### Supplied information

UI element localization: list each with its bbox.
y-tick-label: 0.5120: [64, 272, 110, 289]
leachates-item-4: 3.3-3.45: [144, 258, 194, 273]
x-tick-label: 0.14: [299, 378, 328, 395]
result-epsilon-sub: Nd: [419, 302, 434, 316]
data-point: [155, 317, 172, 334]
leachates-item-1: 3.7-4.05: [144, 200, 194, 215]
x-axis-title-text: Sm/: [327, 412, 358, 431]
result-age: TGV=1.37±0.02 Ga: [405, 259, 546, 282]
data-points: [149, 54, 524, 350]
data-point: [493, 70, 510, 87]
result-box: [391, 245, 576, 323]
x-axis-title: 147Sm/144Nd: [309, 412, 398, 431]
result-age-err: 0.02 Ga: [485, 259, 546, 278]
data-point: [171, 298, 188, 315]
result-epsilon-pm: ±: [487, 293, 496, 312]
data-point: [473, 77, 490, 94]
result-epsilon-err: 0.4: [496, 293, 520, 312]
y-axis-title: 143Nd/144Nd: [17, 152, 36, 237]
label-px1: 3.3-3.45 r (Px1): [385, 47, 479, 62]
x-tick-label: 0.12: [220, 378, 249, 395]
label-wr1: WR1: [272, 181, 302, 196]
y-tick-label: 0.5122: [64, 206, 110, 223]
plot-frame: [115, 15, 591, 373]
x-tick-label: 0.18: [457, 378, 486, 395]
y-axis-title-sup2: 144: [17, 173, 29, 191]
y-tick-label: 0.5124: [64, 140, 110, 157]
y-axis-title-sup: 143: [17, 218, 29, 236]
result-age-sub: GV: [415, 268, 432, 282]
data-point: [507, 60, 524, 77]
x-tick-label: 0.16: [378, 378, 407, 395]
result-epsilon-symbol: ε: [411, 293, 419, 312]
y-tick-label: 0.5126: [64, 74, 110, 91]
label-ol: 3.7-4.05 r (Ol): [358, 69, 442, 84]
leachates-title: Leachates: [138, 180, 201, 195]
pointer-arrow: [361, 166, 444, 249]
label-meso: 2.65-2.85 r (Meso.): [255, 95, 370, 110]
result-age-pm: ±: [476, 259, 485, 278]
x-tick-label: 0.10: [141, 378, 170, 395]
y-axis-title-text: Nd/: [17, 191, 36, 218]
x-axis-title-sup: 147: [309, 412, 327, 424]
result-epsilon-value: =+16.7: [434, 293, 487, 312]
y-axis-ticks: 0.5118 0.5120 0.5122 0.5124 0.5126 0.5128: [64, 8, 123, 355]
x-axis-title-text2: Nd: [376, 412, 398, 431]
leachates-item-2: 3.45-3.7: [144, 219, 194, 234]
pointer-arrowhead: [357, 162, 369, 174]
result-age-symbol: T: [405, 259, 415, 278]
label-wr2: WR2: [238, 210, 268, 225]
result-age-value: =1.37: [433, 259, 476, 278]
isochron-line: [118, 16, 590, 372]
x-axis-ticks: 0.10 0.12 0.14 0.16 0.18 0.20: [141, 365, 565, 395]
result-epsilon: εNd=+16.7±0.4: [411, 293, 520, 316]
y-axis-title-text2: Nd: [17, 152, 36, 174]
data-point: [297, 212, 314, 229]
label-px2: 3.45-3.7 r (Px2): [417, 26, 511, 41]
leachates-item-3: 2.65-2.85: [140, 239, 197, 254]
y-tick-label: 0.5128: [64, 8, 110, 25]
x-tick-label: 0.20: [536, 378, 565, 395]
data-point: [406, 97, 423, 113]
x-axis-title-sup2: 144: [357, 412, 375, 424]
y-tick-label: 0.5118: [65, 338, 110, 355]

### Written problem
Turn every line of the items above into a Markdown table with the columns "Row" and "Entry", numbering the rows in order and leaving out blank lines.

### Response
| Row | Entry |
|---|---|
| 1 | UI element localization: list each with its bbox. |
| 2 | y-tick-label: 0.5120: [64, 272, 110, 289] |
| 3 | leachates-item-4: 3.3-3.45: [144, 258, 194, 273] |
| 4 | x-tick-label: 0.14: [299, 378, 328, 395] |
| 5 | result-epsilon-sub: Nd: [419, 302, 434, 316] |
| 6 | data-point: [155, 317, 172, 334] |
| 7 | leachates-item-1: 3.7-4.05: [144, 200, 194, 215] |
| 8 | x-axis-title-text: Sm/: [327, 412, 358, 431] |
| 9 | result-age: TGV=1.37±0.02 Ga: [405, 259, 546, 282] |
| 10 | data-points: [149, 54, 524, 350] |
| 11 | data-point: [493, 70, 510, 87] |
| 12 | result-box: [391, 245, 576, 323] |
| 13 | x-axis-title: 147Sm/144Nd: [309, 412, 398, 431] |
| 14 | result-age-err: 0.02 Ga: [485, 259, 546, 278] |
| 15 | data-point: [171, 298, 188, 315] |
| 16 | result-epsilon-pm: ±: [487, 293, 496, 312] |
| 17 | data-point: [473, 77, 490, 94] |
| 18 | result-epsilon-err: 0.4: [496, 293, 520, 312] |
| 19 | y-axis-title: 143Nd/144Nd: [17, 152, 36, 237] |
| 20 | label-px1: 3.3-3.45 r (Px1): [385, 47, 479, 62] |
| 21 | x-tick-label: 0.12: [220, 378, 249, 395] |
| 22 | label-wr1: WR1: [272, 181, 302, 196] |
| 23 | y-tick-label: 0.5122: [64, 206, 110, 223] |
| 24 | plot-frame: [115, 15, 591, 373] |
| 25 | x-tick-label: 0.18: [457, 378, 486, 395] |
| 26 | y-axis-title-sup2: 144: [17, 173, 29, 191] |
| 27 | y-tick-label: 0.5124: [64, 140, 110, 157] |
| 28 | y-axis-title-sup: 143: [17, 218, 29, 236] |
| 29 | result-age-sub: GV: [415, 268, 432, 282] |
| 30 | data-point: [507, 60, 524, 77] |
| 31 | x-tick-label: 0.16: [378, 378, 407, 395] |
| 32 | result-epsilon-symbol: ε: [411, 293, 419, 312] |
| 33 | y-tick-label: 0.5126: [64, 74, 110, 91] |
| 34 | label-ol: 3.7-4.05 r (Ol): [358, 69, 442, 84] |
| 35 | leachates-title: Leachates: [138, 180, 201, 195] |
| 36 | pointer-arrow: [361, 166, 444, 249] |
| 37 | label-meso: 2.65-2.85 r (Meso.): [255, 95, 370, 110] |
| 38 | result-age-pm: ±: [476, 259, 485, 278] |
| 39 | x-tick-label: 0.10: [141, 378, 170, 395] |
| 40 | y-axis-title-text: Nd/: [17, 191, 36, 218] |
| 41 | x-axis-title-sup: 147: [309, 412, 327, 424] |
| 42 | result-epsilon-value: =+16.7: [434, 293, 487, 312] |
| 43 | y-axis-ticks: 0.5118 0.5120 0.5122 0.5124 0.5126 0.5128: [64, 8, 123, 355] |
| 44 | x-axis-title-text2: Nd: [376, 412, 398, 431] |
| 45 | leachates-item-2: 3.45-3.7: [144, 219, 194, 234] |
| 46 | pointer-arrowhead: [357, 162, 369, 174] |
| 47 | result-age-symbol: T: [405, 259, 415, 278] |
| 48 | label-wr2: WR2: [238, 210, 268, 225] |
| 49 | result-age-value: =1.37: [433, 259, 476, 278] |
| 50 | isochron-line: [118, 16, 590, 372] |
| 51 | x-axis-ticks: 0.10 0.12 0.14 0.16 0.18 0.20: [141, 365, 565, 395] |
| 52 | result-epsilon: εNd=+16.7±0.4: [411, 293, 520, 316] |
| 53 | y-axis-title-text2: Nd: [17, 152, 36, 174] |
| 54 | data-point: [297, 212, 314, 229] |
| 55 | label-px2: 3.45-3.7 r (Px2): [417, 26, 511, 41] |
| 56 | leachates-item-3: 2.65-2.85: [140, 239, 197, 254] |
| 57 | y-tick-label: 0.5128: [64, 8, 110, 25] |
| 58 | x-tick-label: 0.20: [536, 378, 565, 395] |
| 59 | data-point: [406, 97, 423, 113] |
| 60 | x-axis-title-sup2: 144: [357, 412, 375, 424] |
| 61 | y-tick-label: 0.5118: [65, 338, 110, 355] |